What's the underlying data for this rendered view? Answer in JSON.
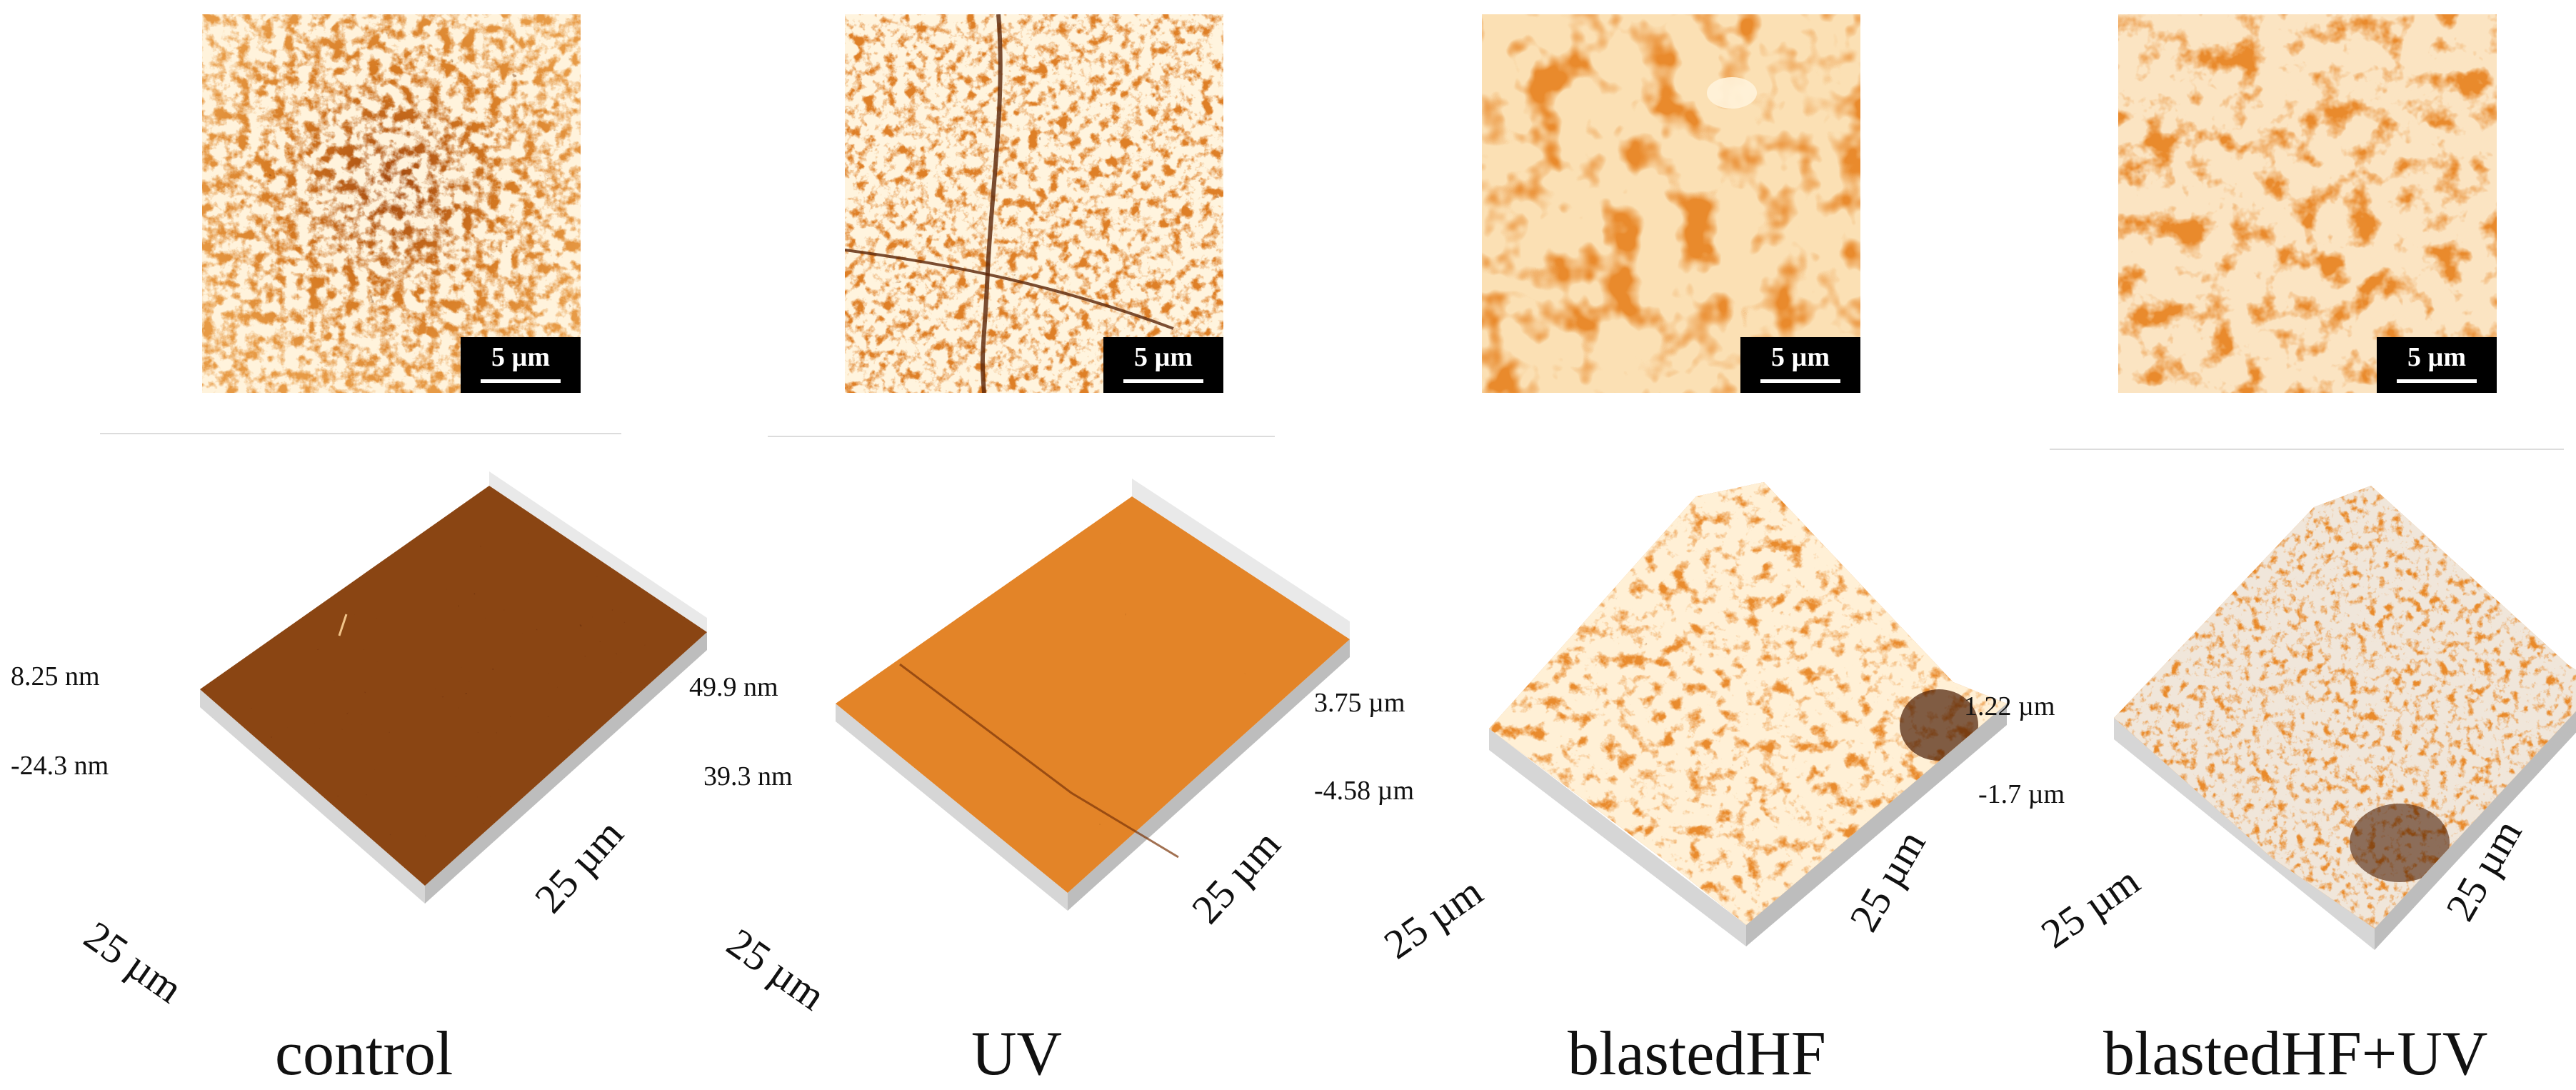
{
  "scale_bar_label": "5 µm",
  "panels": [
    {
      "id": "control",
      "caption": "control",
      "max_height": "8.25 nm",
      "min_height": "-24.3 nm",
      "x_extent": "25 µm",
      "y_extent": "25 µm",
      "colors": {
        "light": "#f7ddb6",
        "mid": "#e28224",
        "dark": "#5a2a0a"
      }
    },
    {
      "id": "uv",
      "caption": "UV",
      "max_height": "49.9  nm",
      "min_height": "39.3 nm",
      "x_extent": "25 µm",
      "y_extent": "25 µm",
      "colors": {
        "light": "#f9e2bf",
        "mid": "#e6882a",
        "dark": "#6a300c"
      }
    },
    {
      "id": "blastedhf",
      "caption": "blastedHF",
      "max_height": "3.75 µm",
      "min_height": "-4.58 µm",
      "x_extent": "25 µm",
      "y_extent": "25 µm",
      "colors": {
        "light": "#fbe3c0",
        "mid": "#ea8c2c",
        "dark": "#5c2608"
      }
    },
    {
      "id": "blastedhf-uv",
      "caption": "blastedHF+UV",
      "max_height": "1.22  µm",
      "min_height": "-1.7  µm",
      "x_extent": "25 µm",
      "y_extent": "25 µm",
      "colors": {
        "light": "#fbe6c6",
        "mid": "#ea8a2a",
        "dark": "#5c2608"
      }
    }
  ]
}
^^^^
▸ **To be done**
Repeat the records above verbatim, with no pictures in the result.

▸ **Correct answer**
What's the underlying data for this rendered view? Answer in JSON.
{
  "scale_bar_label": "5 µm",
  "panels": [
    {
      "id": "control",
      "caption": "control",
      "max_height": "8.25 nm",
      "min_height": "-24.3 nm",
      "x_extent": "25 µm",
      "y_extent": "25 µm",
      "colors": {
        "light": "#f7ddb6",
        "mid": "#e28224",
        "dark": "#5a2a0a"
      }
    },
    {
      "id": "uv",
      "caption": "UV",
      "max_height": "49.9  nm",
      "min_height": "39.3 nm",
      "x_extent": "25 µm",
      "y_extent": "25 µm",
      "colors": {
        "light": "#f9e2bf",
        "mid": "#e6882a",
        "dark": "#6a300c"
      }
    },
    {
      "id": "blastedhf",
      "caption": "blastedHF",
      "max_height": "3.75 µm",
      "min_height": "-4.58 µm",
      "x_extent": "25 µm",
      "y_extent": "25 µm",
      "colors": {
        "light": "#fbe3c0",
        "mid": "#ea8c2c",
        "dark": "#5c2608"
      }
    },
    {
      "id": "blastedhf-uv",
      "caption": "blastedHF+UV",
      "max_height": "1.22  µm",
      "min_height": "-1.7  µm",
      "x_extent": "25 µm",
      "y_extent": "25 µm",
      "colors": {
        "light": "#fbe6c6",
        "mid": "#ea8a2a",
        "dark": "#5c2608"
      }
    }
  ]
}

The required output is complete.